## DATA EXCERPTS
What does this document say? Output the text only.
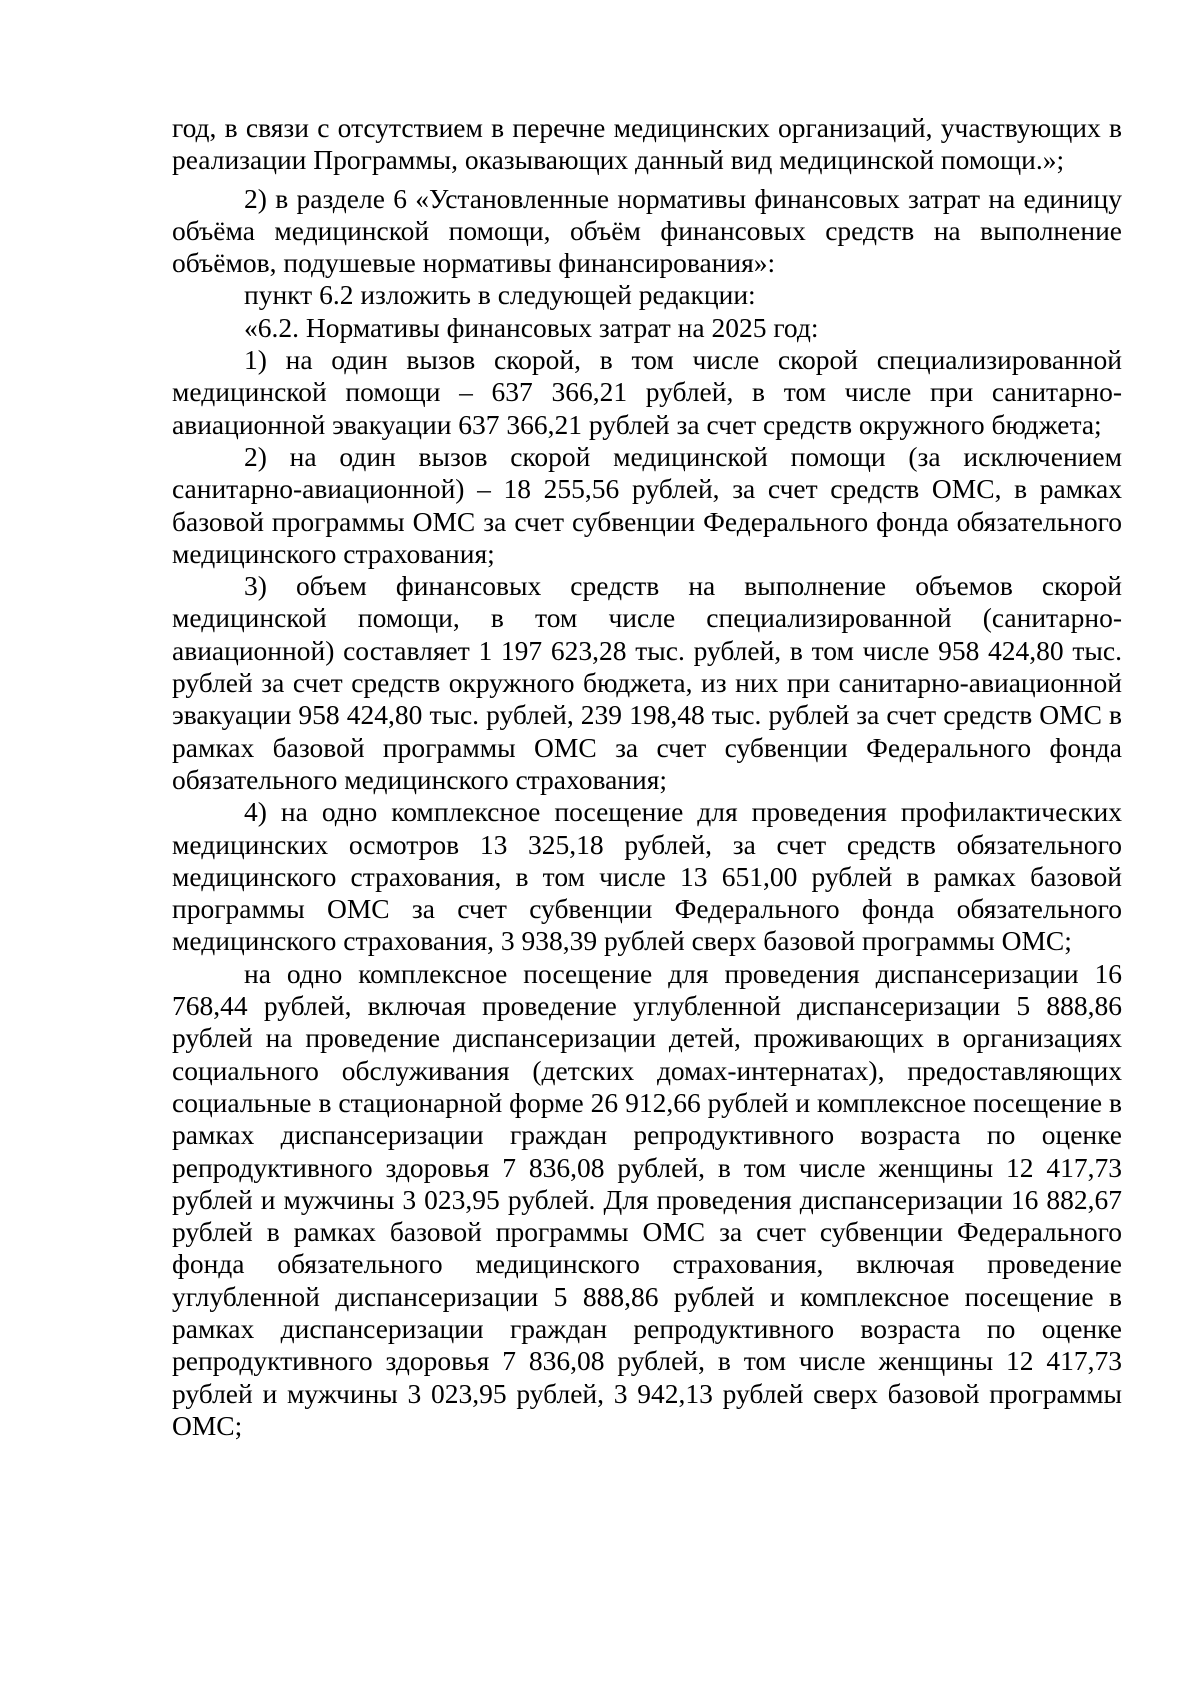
год, в связи с отсутствием в перечне медицинских организаций, участвующих в реализации Программы, оказывающих данный вид медицинской помощи.»;

2) в разделе 6 «Установленные нормативы финансовых затрат на единицу объёма медицинской помощи, объём финансовых средств на выполнение объёмов, подушевые нормативы финансирования»:

пункт 6.2 изложить в следующей редакции:

«6.2. Нормативы финансовых затрат на 2025 год:

1) на один вызов скорой, в том числе скорой специализированной медицинской помощи – 637 366,21 рублей, в том числе при санитарно-авиационной эвакуации 637 366,21 рублей за счет средств окружного бюджета;

2) на один вызов скорой медицинской помощи (за исключением санитарно-авиационной) – 18 255,56 рублей, за счет средств ОМС, в рамках базовой программы ОМС за счет субвенции Федерального фонда обязательного медицинского страхования;

3) объем финансовых средств на выполнение объемов скорой медицинской помощи, в том числе специализированной (санитарно-авиационной) составляет 1 197 623,28 тыс. рублей, в том числе 958 424,80 тыс. рублей за счет средств окружного бюджета, из них при санитарно-авиационной эвакуации 958 424,80 тыс. рублей, 239 198,48 тыс. рублей за счет средств ОМС в рамках базовой программы ОМС за счет субвенции Федерального фонда обязательного медицинского страхования;

4) на одно комплексное посещение для проведения профилактических медицинских осмотров 13 325,18 рублей, за счет средств обязательного медицинского страхования, в том числе 13 651,00 рублей в рамках базовой программы ОМС за счет субвенции Федерального фонда обязательного медицинского страхования, 3 938,39 рублей сверх базовой программы ОМС;

на одно комплексное посещение для проведения диспансеризации 16 768,44 рублей, включая проведение углубленной диспансеризации 5 888,86 рублей на проведение диспансеризации детей, проживающих в организациях социального обслуживания (детских домах-интернатах), предоставляющих социальные в стационарной форме 26 912,66 рублей и комплексное посещение в рамках диспансеризации граждан репродуктивного возраста по оценке репродуктивного здоровья 7 836,08 рублей, в том числе женщины 12 417,73 рублей и мужчины 3 023,95 рублей. Для проведения диспансеризации 16 882,67 рублей в рамках базовой программы ОМС за счет субвенции Федерального фонда обязательного медицинского страхования, включая проведение углубленной диспансеризации 5 888,86 рублей и комплексное посещение в рамках диспансеризации граждан репродуктивного возраста по оценке репродуктивного здоровья 7 836,08 рублей, в том числе женщины 12 417,73 рублей и мужчины 3 023,95 рублей, 3 942,13 рублей сверх базовой программы ОМС;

## SHORT TASK
Return each line from the material above exactly, but not the pictures.

## ANSWER TO THE TASK
What does this document say? Output the text only.
год, в связи с отсутствием в перечне медицинских организаций, участвующих в реализации Программы, оказывающих данный вид медицинской помощи.»;

2) в разделе 6 «Установленные нормативы финансовых затрат на единицу объёма медицинской помощи, объём финансовых средств на выполнение объёмов, подушевые нормативы финансирования»:

пункт 6.2 изложить в следующей редакции:

«6.2. Нормативы финансовых затрат на 2025 год:

1) на один вызов скорой, в том числе скорой специализированной медицинской помощи – 637 366,21 рублей, в том числе при санитарно-авиационной эвакуации 637 366,21 рублей за счет средств окружного бюджета;

2) на один вызов скорой медицинской помощи (за исключением санитарно-авиационной) – 18 255,56 рублей, за счет средств ОМС, в рамках базовой программы ОМС за счет субвенции Федерального фонда обязательного медицинского страхования;

3) объем финансовых средств на выполнение объемов скорой медицинской помощи, в том числе специализированной (санитарно-авиационной) составляет 1 197 623,28 тыс. рублей, в том числе 958 424,80 тыс. рублей за счет средств окружного бюджета, из них при санитарно-авиационной эвакуации 958 424,80 тыс. рублей, 239 198,48 тыс. рублей за счет средств ОМС в рамках базовой программы ОМС за счет субвенции Федерального фонда обязательного медицинского страхования;

4) на одно комплексное посещение для проведения профилактических медицинских осмотров 13 325,18 рублей, за счет средств обязательного медицинского страхования, в том числе 13 651,00 рублей в рамках базовой программы ОМС за счет субвенции Федерального фонда обязательного медицинского страхования, 3 938,39 рублей сверх базовой программы ОМС;

на одно комплексное посещение для проведения диспансеризации 16 768,44 рублей, включая проведение углубленной диспансеризации 5 888,86 рублей на проведение диспансеризации детей, проживающих в организациях социального обслуживания (детских домах-интернатах), предоставляющих социальные в стационарной форме 26 912,66 рублей и комплексное посещение в рамках диспансеризации граждан репродуктивного возраста по оценке репродуктивного здоровья 7 836,08 рублей, в том числе женщины 12 417,73 рублей и мужчины 3 023,95 рублей. Для проведения диспансеризации 16 882,67 рублей в рамках базовой программы ОМС за счет субвенции Федерального фонда обязательного медицинского страхования, включая проведение углубленной диспансеризации 5 888,86 рублей и комплексное посещение в рамках диспансеризации граждан репродуктивного возраста по оценке репродуктивного здоровья 7 836,08 рублей, в том числе женщины 12 417,73 рублей и мужчины 3 023,95 рублей, 3 942,13 рублей сверх базовой программы ОМС;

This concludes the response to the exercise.